## begin

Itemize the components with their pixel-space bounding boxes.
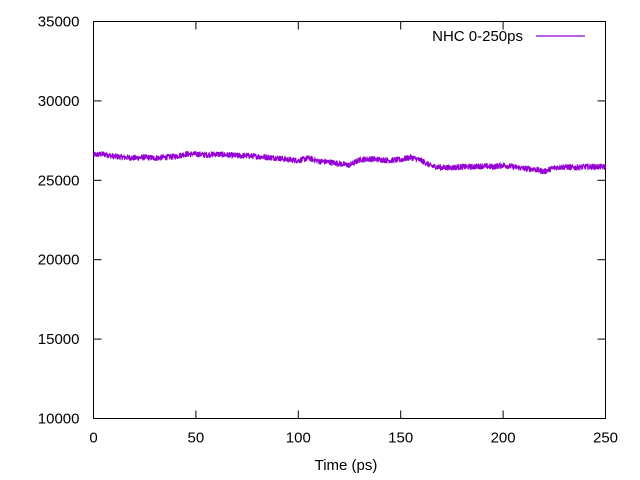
x-axis-label: Time (ps) (315, 457, 378, 474)
y-tick-label: 25000 (38, 172, 80, 189)
axis-ticks (93, 21, 606, 419)
series-layer (93, 150, 606, 175)
y-tick-label: 30000 (38, 93, 80, 110)
x-tick-label: 250 (593, 430, 618, 447)
x-tick-label: 150 (388, 430, 413, 447)
y-tick-label: 20000 (38, 252, 80, 269)
legend: NHC 0-250ps (432, 28, 585, 45)
y-tick-label: 15000 (38, 331, 80, 348)
x-tick-label: 100 (286, 430, 311, 447)
y-tick-label: 35000 (38, 14, 80, 31)
series-line-nhc (93, 150, 606, 175)
y-tick-label: 10000 (38, 411, 80, 428)
legend-entry-label: NHC 0-250ps (432, 28, 523, 45)
x-tick-label: 200 (491, 430, 516, 447)
x-tick-label: 0 (89, 430, 97, 447)
plot-frame (93, 21, 606, 419)
x-tick-label: 50 (188, 430, 205, 447)
axis-tick-labels: 0 50 100 150 200 250 10000 15000 20000 25000 30000… (38, 14, 618, 447)
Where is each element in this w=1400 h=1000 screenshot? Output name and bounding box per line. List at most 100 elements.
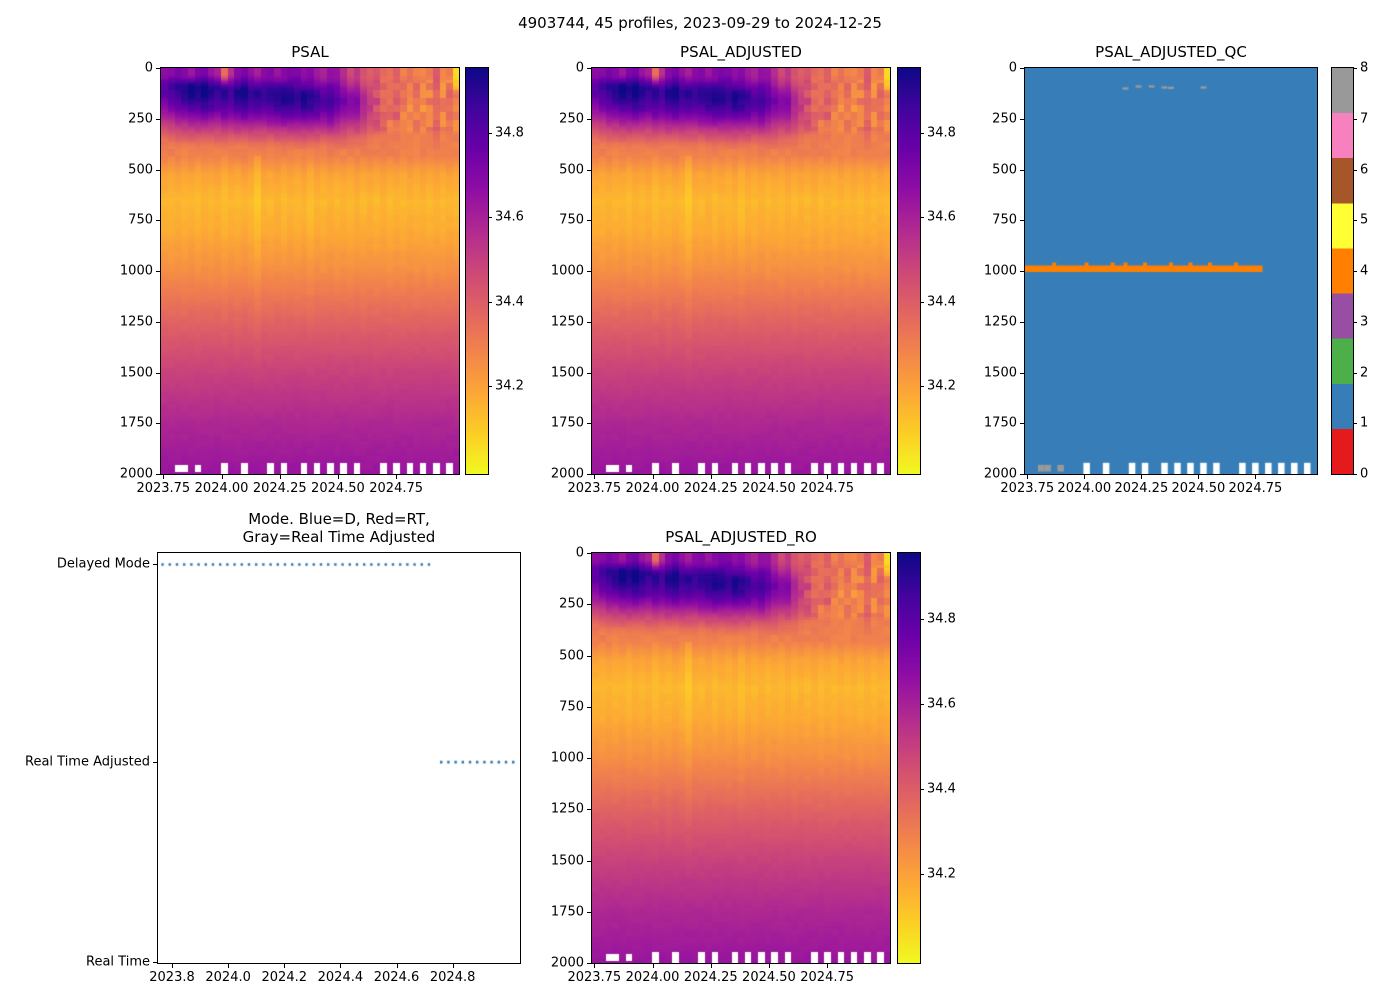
psal-colorbar: 34.8 34.6 34.4 34.2 — [465, 67, 524, 475]
figure-title: 4903744, 45 profiles, 2023-09-29 to 2024… — [518, 14, 882, 32]
x-tick-mark — [594, 475, 596, 479]
y-tick-mark — [1020, 220, 1024, 222]
x-tick-mark — [594, 964, 596, 968]
x-tick-mark — [768, 475, 770, 479]
x-tick-mark — [1027, 475, 1029, 479]
colorbar-tick-label: 34.4 — [495, 294, 524, 309]
colorbar-tick-mark — [488, 385, 492, 387]
colorbar-tick-label: 6 — [1360, 162, 1369, 177]
y-tick-mark — [156, 68, 160, 69]
colorbar-tick-mark — [488, 217, 492, 219]
mode-y-tick-mark — [153, 962, 157, 964]
y-tick-mark — [587, 321, 591, 323]
colorbar-tick-label: 34.4 — [927, 781, 956, 797]
x-tick-label: 2024.2 — [261, 970, 308, 985]
x-tick-label: 2024.75 — [800, 970, 855, 985]
colorbar-tick-mark — [1353, 169, 1357, 171]
y-tick-label: 2000 — [550, 466, 584, 482]
x-tick-label: 2024.00 — [625, 970, 680, 985]
y-tick-mark — [1020, 372, 1024, 374]
x-tick-label: 2024.00 — [194, 481, 249, 496]
x-tick-label: 2023.75 — [567, 970, 622, 985]
subplot-psal-title: PSAL — [291, 43, 329, 61]
x-tick-mark — [710, 475, 712, 479]
x-tick-label: 2024.00 — [1057, 481, 1112, 496]
y-tick-label: 750 — [559, 212, 584, 228]
x-tick-mark — [1141, 475, 1143, 479]
y-tick-label: 2000 — [983, 466, 1017, 482]
x-tick-label: 2023.75 — [136, 481, 191, 496]
colorbar-tick-label: 8 — [1360, 60, 1369, 76]
colorbar-tick-mark — [488, 133, 492, 135]
y-tick-mark — [587, 372, 591, 374]
y-tick-label: 500 — [559, 648, 584, 663]
y-tick-mark — [587, 860, 591, 862]
y-tick-label: 2000 — [550, 955, 584, 971]
y-tick-mark — [587, 68, 591, 69]
x-tick-label: 2024.50 — [311, 481, 365, 496]
y-tick-label: 1750 — [983, 415, 1017, 431]
y-tick-mark — [156, 271, 160, 272]
psal-adjusted-ro-heatmap-canvas — [592, 553, 890, 963]
y-tick-mark — [587, 169, 591, 171]
y-tick-label: 1000 — [119, 263, 153, 279]
colorbar-tick-mark — [920, 873, 924, 875]
x-tick-mark — [1198, 475, 1200, 479]
colorbar-tick-label: 34.2 — [495, 378, 524, 394]
y-tick-label: 1750 — [550, 904, 584, 920]
y-tick-mark — [156, 372, 160, 374]
colorbar-tick-mark — [1353, 68, 1357, 69]
y-tick-mark — [587, 118, 591, 120]
colorbar-tick-mark — [1353, 220, 1357, 222]
x-tick-label: 2024.75 — [369, 481, 424, 496]
y-tick-mark — [587, 553, 591, 554]
colorbar-tick-label: 2 — [1360, 365, 1369, 380]
x-tick-label: 2024.50 — [742, 970, 796, 985]
psal-adjusted-heatmap-canvas — [592, 68, 890, 474]
x-tick-mark — [172, 964, 174, 968]
x-tick-label: 2024.8 — [429, 970, 476, 985]
y-tick-mark — [156, 321, 160, 323]
subplot-psal-adjusted-title: PSAL_ADJUSTED — [680, 43, 802, 61]
y-tick-label: 1250 — [550, 801, 584, 817]
y-tick-mark — [587, 655, 591, 657]
x-tick-label: 2024.6 — [373, 970, 420, 985]
subplot-psal-adjusted-qc: PSAL_ADJUSTED_QC 2023.75 2024.00 2024.25 20… — [984, 43, 1318, 496]
y-tick-label: 1250 — [119, 314, 153, 330]
psal-heatmap-canvas — [161, 68, 459, 474]
colorbar-tick-label: 34.2 — [927, 378, 956, 394]
y-tick-label: 1250 — [550, 314, 584, 330]
qc-colorbar: 8 7 6 5 4 3 2 1 0 — [1331, 61, 1368, 482]
colorbar-tick-mark — [920, 618, 924, 620]
colorbar-tick-mark — [1353, 372, 1357, 374]
x-tick-mark — [279, 475, 281, 479]
y-tick-label: 1000 — [550, 750, 584, 766]
y-tick-mark — [156, 423, 160, 425]
y-tick-label: 1500 — [550, 853, 584, 868]
x-tick-label: 2024.25 — [683, 970, 738, 985]
colorbar-tick-label: 34.8 — [495, 125, 524, 141]
colorbar-tick-mark — [488, 301, 492, 303]
y-tick-label: 750 — [992, 212, 1017, 228]
y-tick-label: 250 — [992, 111, 1017, 127]
y-tick-label: 0 — [575, 60, 584, 76]
subplot-psal-adjusted-qc-title: PSAL_ADJUSTED_QC — [1095, 43, 1247, 61]
mode-plot-canvas — [158, 553, 520, 963]
x-tick-label: 2023.75 — [1000, 481, 1055, 496]
y-tick-label: 1500 — [550, 365, 584, 380]
x-tick-label: 2024.00 — [625, 481, 680, 496]
mode-y-tick-label: Delayed Mode — [56, 556, 150, 572]
y-tick-mark — [587, 271, 591, 272]
x-tick-mark — [768, 964, 770, 968]
y-tick-label: 500 — [992, 162, 1017, 177]
x-tick-mark — [284, 964, 286, 968]
subplot-mode: Mode. Blue=D, Red=RT, Gray=Real Time Adj… — [25, 510, 521, 985]
x-tick-label: 2024.50 — [1171, 481, 1226, 496]
y-tick-label: 1250 — [983, 314, 1017, 330]
y-tick-mark — [587, 423, 591, 425]
colorbar-tick-label: 34.2 — [927, 866, 956, 882]
y-tick-label: 0 — [1008, 60, 1017, 76]
x-tick-label: 2023.8 — [149, 970, 195, 985]
y-tick-label: 250 — [559, 111, 584, 127]
colorbar-tick-mark — [920, 133, 924, 135]
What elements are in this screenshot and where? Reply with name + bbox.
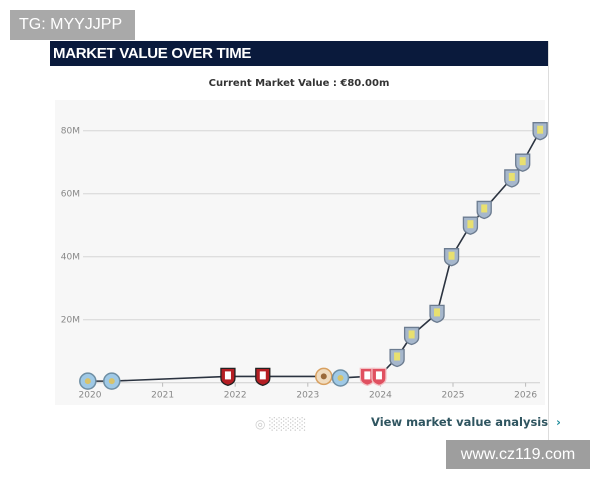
y-tick-label: 80M [61,127,80,137]
data-point-bournemouth-crest-icon [255,367,271,387]
crest-mark [448,251,455,260]
crest-mark [108,378,115,385]
data-point-aston-villa-crest-icon [443,248,460,267]
x-tick-label: 2025 [442,391,465,401]
x-tick-label: 2022 [224,391,247,401]
link-label: View market value analysis [371,415,549,429]
data-point-bournemouth-crest-icon [220,367,236,387]
crest-mark [434,308,441,317]
data-point-sunburst-crest-icon [315,367,333,386]
crest-mark [375,371,382,380]
plot-background [55,100,545,405]
data-point-aston-villa-crest-icon [403,326,420,346]
data-point-aston-villa-crest-icon [389,348,405,368]
watermark-top: TG: MYYJJPP [10,10,135,40]
x-tick-label: 2023 [296,391,319,401]
crest-mark [394,352,401,361]
y-tick-label: 20M [61,316,80,326]
data-point-aston-villa-crest-icon [429,304,445,324]
crest-mark [467,220,474,229]
data-point-aston-villa-crest-icon [515,153,531,172]
crest-mark [519,157,526,166]
data-point-man-city-crest-icon [79,372,97,390]
y-tick-label: 40M [61,253,80,263]
view-market-value-analysis-link[interactable]: View market value analysis › [371,415,561,429]
crest-mark [337,374,344,381]
x-tick-label: 2021 [151,391,174,401]
crest-mark [408,330,415,339]
crest-mark [481,204,488,213]
chevron-right-icon: › [556,415,561,429]
current-market-value: Current Market Value : €80.00m [208,78,390,89]
x-tick-label: 2026 [514,391,537,401]
crest-mark [259,371,266,380]
data-point-middlesbrough-crest-icon [371,367,387,387]
crest-mark [224,371,231,380]
data-point-man-city-crest-icon [331,369,350,387]
x-tick-label: 2020 [79,391,102,401]
crest-mark [364,371,371,380]
crest-mark [537,125,544,134]
x-tick-label: 2024 [369,391,392,401]
crest-mark [84,378,91,385]
watermark-bottom: www.cz119.com [446,440,590,469]
data-point-aston-villa-crest-icon [462,216,479,235]
weibo-watermark-icon: ◎ ░░░░ [255,417,307,431]
data-point-aston-villa-crest-icon [504,169,520,188]
y-tick-label: 60M [61,190,80,200]
crest-mark [508,172,515,181]
data-point-aston-villa-crest-icon [532,122,548,141]
section-title: MARKET VALUE OVER TIME [50,41,548,66]
data-point-man-city-crest-icon [103,372,121,390]
data-point-aston-villa-crest-icon [476,200,492,220]
crest-mark [320,373,327,380]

## end

TASK GOAL:
Copy out the lines of the items word for word, starting at the line that contains "y-tick-label: 80M [61,127,80,137]" and ending at the line that contains "data-point-man-city-crest-icon [103,372,121,390]", with both of those lines included.

THE REPLY:
y-tick-label: 80M [61,127,80,137]
data-point-bournemouth-crest-icon [255,367,271,387]
crest-mark [448,251,455,260]
crest-mark [108,378,115,385]
data-point-aston-villa-crest-icon [443,248,460,267]
x-tick-label: 2025 [442,391,465,401]
x-tick-label: 2022 [224,391,247,401]
link-label: View market value analysis [371,415,549,429]
data-point-bournemouth-crest-icon [220,367,236,387]
crest-mark [434,308,441,317]
data-point-sunburst-crest-icon [315,367,333,386]
crest-mark [375,371,382,380]
plot-background [55,100,545,405]
data-point-aston-villa-crest-icon [403,326,420,346]
data-point-aston-villa-crest-icon [389,348,405,368]
watermark-top: TG: MYYJJPP [10,10,135,40]
x-tick-label: 2023 [296,391,319,401]
crest-mark [394,352,401,361]
y-tick-label: 20M [61,316,80,326]
data-point-aston-villa-crest-icon [429,304,445,324]
crest-mark [467,220,474,229]
data-point-aston-villa-crest-icon [515,153,531,172]
crest-mark [519,157,526,166]
data-point-man-city-crest-icon [79,372,97,390]
y-tick-label: 40M [61,253,80,263]
view-market-value-analysis-link[interactable]: View market value analysis › [371,415,561,429]
crest-mark [337,374,344,381]
x-tick-label: 2021 [151,391,174,401]
crest-mark [408,330,415,339]
crest-mark [481,204,488,213]
chevron-right-icon: › [556,415,561,429]
current-market-value: Current Market Value : €80.00m [208,78,390,89]
x-tick-label: 2026 [514,391,537,401]
crest-mark [259,371,266,380]
data-point-middlesbrough-crest-icon [371,367,387,387]
crest-mark [224,371,231,380]
data-point-man-city-crest-icon [331,369,350,387]
x-tick-label: 2020 [79,391,102,401]
crest-mark [364,371,371,380]
crest-mark [537,125,544,134]
x-tick-label: 2024 [369,391,392,401]
crest-mark [84,378,91,385]
watermark-bottom: www.cz119.com [446,440,590,469]
data-point-aston-villa-crest-icon [462,216,479,235]
weibo-watermark-icon: ◎ ░░░░ [255,417,307,431]
data-point-aston-villa-crest-icon [504,169,520,188]
y-tick-label: 60M [61,190,80,200]
crest-mark [508,172,515,181]
data-point-aston-villa-crest-icon [532,122,548,141]
section-title: MARKET VALUE OVER TIME [50,41,548,66]
data-point-man-city-crest-icon [103,372,121,390]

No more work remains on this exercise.